Word for word, restate every line of the listing that follows.

· · · ·

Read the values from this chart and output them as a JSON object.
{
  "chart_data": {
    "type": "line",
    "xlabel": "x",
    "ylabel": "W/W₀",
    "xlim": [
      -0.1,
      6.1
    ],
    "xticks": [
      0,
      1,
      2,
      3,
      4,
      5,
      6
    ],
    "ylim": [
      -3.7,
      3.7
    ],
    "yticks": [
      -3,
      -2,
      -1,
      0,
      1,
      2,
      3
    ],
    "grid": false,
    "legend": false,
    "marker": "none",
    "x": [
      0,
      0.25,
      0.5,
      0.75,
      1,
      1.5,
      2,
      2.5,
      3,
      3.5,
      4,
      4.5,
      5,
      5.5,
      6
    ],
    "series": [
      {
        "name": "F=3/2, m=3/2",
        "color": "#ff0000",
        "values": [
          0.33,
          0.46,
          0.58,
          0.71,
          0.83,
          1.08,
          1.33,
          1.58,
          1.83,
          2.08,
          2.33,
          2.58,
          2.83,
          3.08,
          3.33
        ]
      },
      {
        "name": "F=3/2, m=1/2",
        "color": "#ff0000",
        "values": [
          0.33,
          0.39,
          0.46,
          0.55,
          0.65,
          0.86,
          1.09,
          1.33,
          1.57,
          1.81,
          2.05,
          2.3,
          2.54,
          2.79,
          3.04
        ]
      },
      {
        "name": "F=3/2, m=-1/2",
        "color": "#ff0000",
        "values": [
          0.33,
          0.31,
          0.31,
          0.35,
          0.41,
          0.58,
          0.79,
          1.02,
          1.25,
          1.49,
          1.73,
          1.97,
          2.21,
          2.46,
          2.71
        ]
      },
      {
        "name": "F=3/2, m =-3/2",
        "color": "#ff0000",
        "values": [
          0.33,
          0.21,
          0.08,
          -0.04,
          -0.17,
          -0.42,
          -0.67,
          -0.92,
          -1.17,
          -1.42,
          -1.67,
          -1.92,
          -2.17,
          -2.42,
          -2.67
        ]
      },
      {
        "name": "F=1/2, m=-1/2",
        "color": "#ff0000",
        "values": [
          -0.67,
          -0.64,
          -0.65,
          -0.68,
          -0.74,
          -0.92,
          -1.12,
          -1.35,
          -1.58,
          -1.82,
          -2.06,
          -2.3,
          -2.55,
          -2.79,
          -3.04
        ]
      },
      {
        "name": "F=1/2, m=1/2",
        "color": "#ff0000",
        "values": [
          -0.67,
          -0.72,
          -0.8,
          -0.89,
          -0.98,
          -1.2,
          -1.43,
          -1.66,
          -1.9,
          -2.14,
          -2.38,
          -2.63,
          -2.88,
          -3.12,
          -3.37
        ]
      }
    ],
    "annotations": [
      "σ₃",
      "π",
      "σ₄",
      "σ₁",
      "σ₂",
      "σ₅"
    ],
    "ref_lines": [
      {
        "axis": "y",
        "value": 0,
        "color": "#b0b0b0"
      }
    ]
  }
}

· · · ·

- [Task response]
Read the values from this chart and output them as a JSON object.
{
  "chart_data": {
    "type": "line",
    "xlabel": "x",
    "ylabel": "W/W₀",
    "xlim": [
      -0.1,
      6.1
    ],
    "xticks": [
      0,
      1,
      2,
      3,
      4,
      5,
      6
    ],
    "ylim": [
      -3.7,
      3.7
    ],
    "yticks": [
      -3,
      -2,
      -1,
      0,
      1,
      2,
      3
    ],
    "grid": false,
    "legend": false,
    "marker": "none",
    "x": [
      0,
      0.25,
      0.5,
      0.75,
      1,
      1.5,
      2,
      2.5,
      3,
      3.5,
      4,
      4.5,
      5,
      5.5,
      6
    ],
    "series": [
      {
        "name": "F=3/2, m=3/2",
        "color": "#ff0000",
        "values": [
          0.33,
          0.46,
          0.58,
          0.71,
          0.83,
          1.08,
          1.33,
          1.58,
          1.83,
          2.08,
          2.33,
          2.58,
          2.83,
          3.08,
          3.33
        ]
      },
      {
        "name": "F=3/2, m=1/2",
        "color": "#ff0000",
        "values": [
          0.33,
          0.39,
          0.46,
          0.55,
          0.65,
          0.86,
          1.09,
          1.33,
          1.57,
          1.81,
          2.05,
          2.3,
          2.54,
          2.79,
          3.04
        ]
      },
      {
        "name": "F=3/2, m=-1/2",
        "color": "#ff0000",
        "values": [
          0.33,
          0.31,
          0.31,
          0.35,
          0.41,
          0.58,
          0.79,
          1.02,
          1.25,
          1.49,
          1.73,
          1.97,
          2.21,
          2.46,
          2.71
        ]
      },
      {
        "name": "F=3/2, m =-3/2",
        "color": "#ff0000",
        "values": [
          0.33,
          0.21,
          0.08,
          -0.04,
          -0.17,
          -0.42,
          -0.67,
          -0.92,
          -1.17,
          -1.42,
          -1.67,
          -1.92,
          -2.17,
          -2.42,
          -2.67
        ]
      },
      {
        "name": "F=1/2, m=-1/2",
        "color": "#ff0000",
        "values": [
          -0.67,
          -0.64,
          -0.65,
          -0.68,
          -0.74,
          -0.92,
          -1.12,
          -1.35,
          -1.58,
          -1.82,
          -2.06,
          -2.3,
          -2.55,
          -2.79,
          -3.04
        ]
      },
      {
        "name": "F=1/2, m=1/2",
        "color": "#ff0000",
        "values": [
          -0.67,
          -0.72,
          -0.8,
          -0.89,
          -0.98,
          -1.2,
          -1.43,
          -1.66,
          -1.9,
          -2.14,
          -2.38,
          -2.63,
          -2.88,
          -3.12,
          -3.37
        ]
      }
    ],
    "annotations": [
      "σ₃",
      "π",
      "σ₄",
      "σ₁",
      "σ₂",
      "σ₅"
    ],
    "ref_lines": [
      {
        "axis": "y",
        "value": 0,
        "color": "#b0b0b0"
      }
    ]
  }
}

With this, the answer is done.